== Requirements ==
All lines below must be repeated exactly, with the pictures omitted.

== Input records ==
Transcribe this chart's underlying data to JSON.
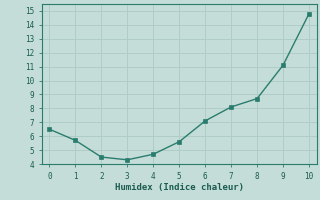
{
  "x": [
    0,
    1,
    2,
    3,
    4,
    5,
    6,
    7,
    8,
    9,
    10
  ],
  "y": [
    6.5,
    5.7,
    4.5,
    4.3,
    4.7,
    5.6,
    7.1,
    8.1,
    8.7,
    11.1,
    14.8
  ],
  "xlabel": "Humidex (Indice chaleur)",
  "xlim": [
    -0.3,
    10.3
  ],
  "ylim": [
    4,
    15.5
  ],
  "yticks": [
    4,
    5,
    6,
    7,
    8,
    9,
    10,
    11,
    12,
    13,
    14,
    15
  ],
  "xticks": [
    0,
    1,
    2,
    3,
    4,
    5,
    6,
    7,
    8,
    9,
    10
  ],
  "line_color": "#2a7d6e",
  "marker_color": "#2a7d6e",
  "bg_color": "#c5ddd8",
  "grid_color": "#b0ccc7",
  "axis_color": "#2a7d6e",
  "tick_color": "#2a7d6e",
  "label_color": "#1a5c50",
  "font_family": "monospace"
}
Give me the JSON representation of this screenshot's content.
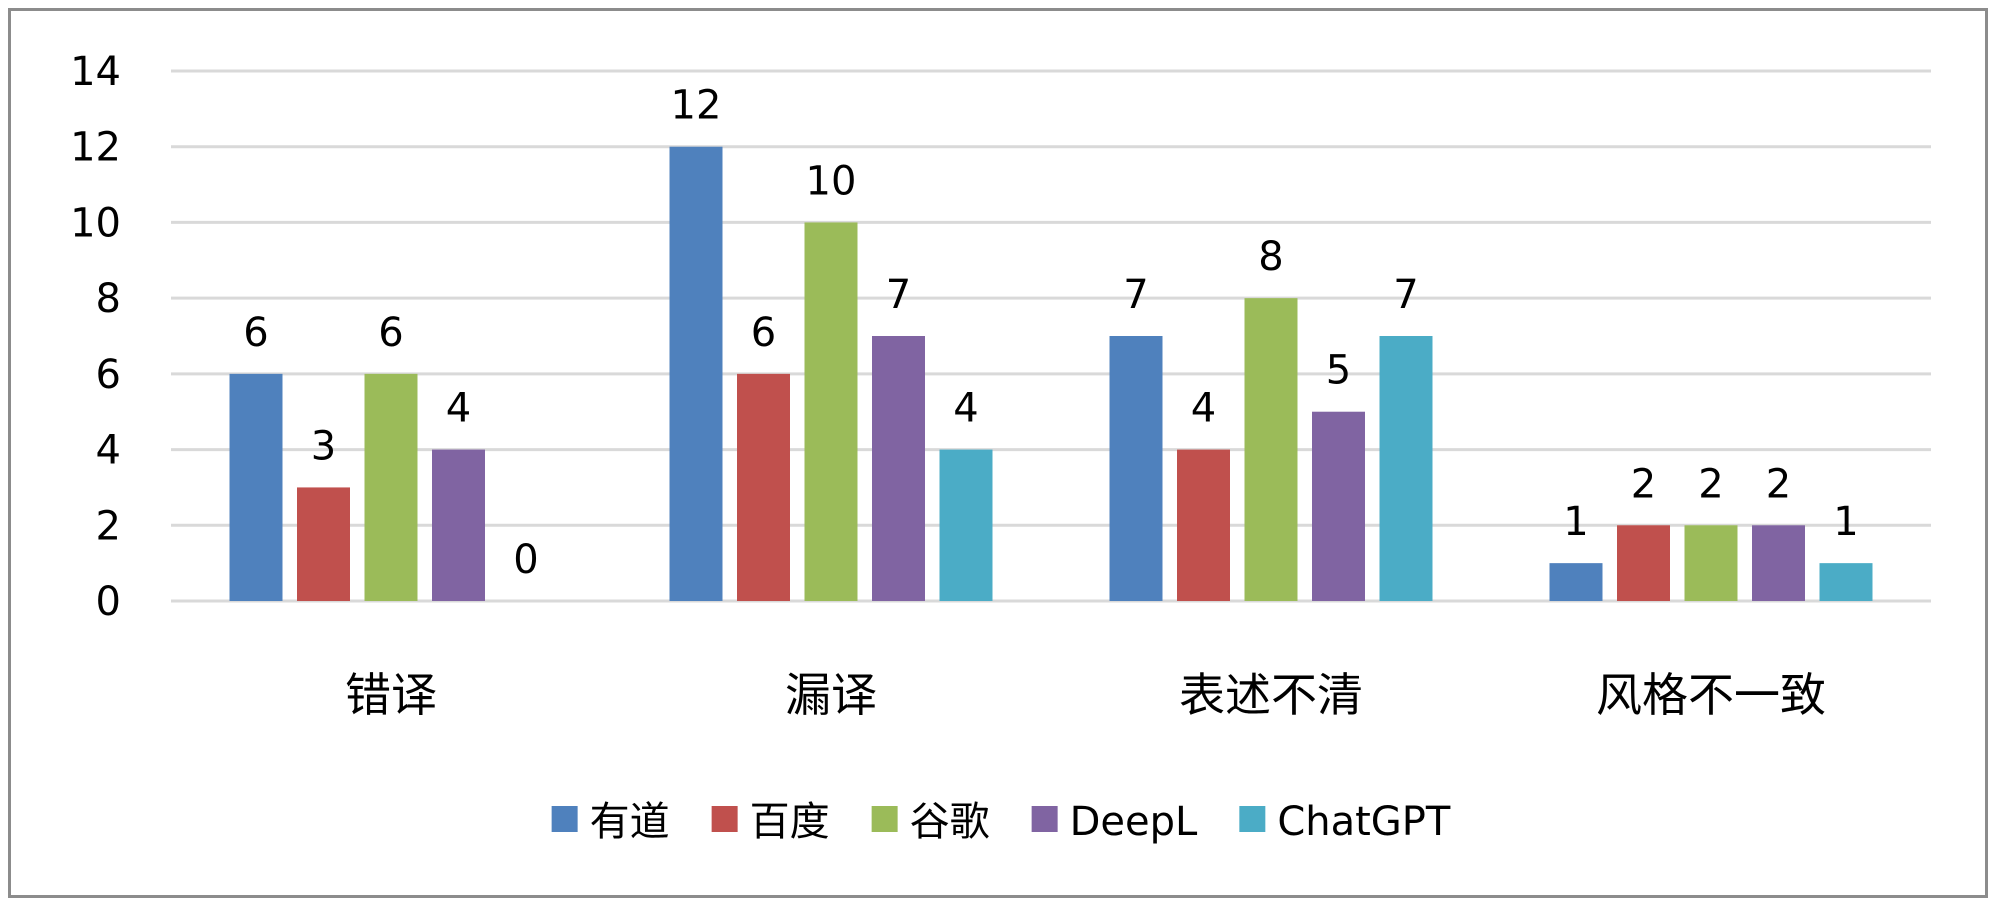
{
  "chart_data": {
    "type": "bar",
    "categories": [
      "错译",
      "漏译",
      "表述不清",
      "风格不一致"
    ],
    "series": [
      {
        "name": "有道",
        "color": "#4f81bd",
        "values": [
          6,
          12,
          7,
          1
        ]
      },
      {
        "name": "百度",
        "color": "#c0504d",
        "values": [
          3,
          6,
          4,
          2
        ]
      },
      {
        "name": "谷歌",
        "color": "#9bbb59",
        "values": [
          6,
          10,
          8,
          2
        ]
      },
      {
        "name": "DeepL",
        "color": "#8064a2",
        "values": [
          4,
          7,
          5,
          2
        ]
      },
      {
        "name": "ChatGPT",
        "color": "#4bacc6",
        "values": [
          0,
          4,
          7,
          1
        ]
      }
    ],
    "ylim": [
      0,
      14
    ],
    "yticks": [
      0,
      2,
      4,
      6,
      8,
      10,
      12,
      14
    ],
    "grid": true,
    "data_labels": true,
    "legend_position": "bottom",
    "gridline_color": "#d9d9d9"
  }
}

== Reply ==
Transcribe this chart's underlying data to JSON.
{
  "x": [
    0,
    1,
    2,
    3,
    4,
    5,
    6,
    7,
    8,
    9,
    10
  ],
  "y": [
    6.5,
    5.7,
    4.5,
    4.3,
    4.7,
    5.6,
    7.1,
    8.1,
    8.7,
    11.1,
    14.8
  ],
  "xlabel": "Humidex (Indice chaleur)",
  "xlim": [
    -0.3,
    10.3
  ],
  "ylim": [
    4,
    15.5
  ],
  "yticks": [
    4,
    5,
    6,
    7,
    8,
    9,
    10,
    11,
    12,
    13,
    14,
    15
  ],
  "xticks": [
    0,
    1,
    2,
    3,
    4,
    5,
    6,
    7,
    8,
    9,
    10
  ],
  "line_color": "#2a7d6e",
  "marker_color": "#2a7d6e",
  "bg_color": "#c5ddd8",
  "grid_color": "#b0ccc7",
  "axis_color": "#2a7d6e",
  "tick_color": "#2a7d6e",
  "label_color": "#1a5c50",
  "font_family": "monospace"
}
Give me the JSON representation of this screenshot's content.
{
  "chart_data": {
    "type": "bar",
    "categories": [
      "错译",
      "漏译",
      "表述不清",
      "风格不一致"
    ],
    "series": [
      {
        "name": "有道",
        "color": "#4f81bd",
        "values": [
          6,
          12,
          7,
          1
        ]
      },
      {
        "name": "百度",
        "color": "#c0504d",
        "values": [
          3,
          6,
          4,
          2
        ]
      },
      {
        "name": "谷歌",
        "color": "#9bbb59",
        "values": [
          6,
          10,
          8,
          2
        ]
      },
      {
        "name": "DeepL",
        "color": "#8064a2",
        "values": [
          4,
          7,
          5,
          2
        ]
      },
      {
        "name": "ChatGPT",
        "color": "#4bacc6",
        "values": [
          0,
          4,
          7,
          1
        ]
      }
    ],
    "ylim": [
      0,
      14
    ],
    "yticks": [
      0,
      2,
      4,
      6,
      8,
      10,
      12,
      14
    ],
    "grid": true,
    "data_labels": true,
    "legend_position": "bottom",
    "gridline_color": "#d9d9d9"
  }
}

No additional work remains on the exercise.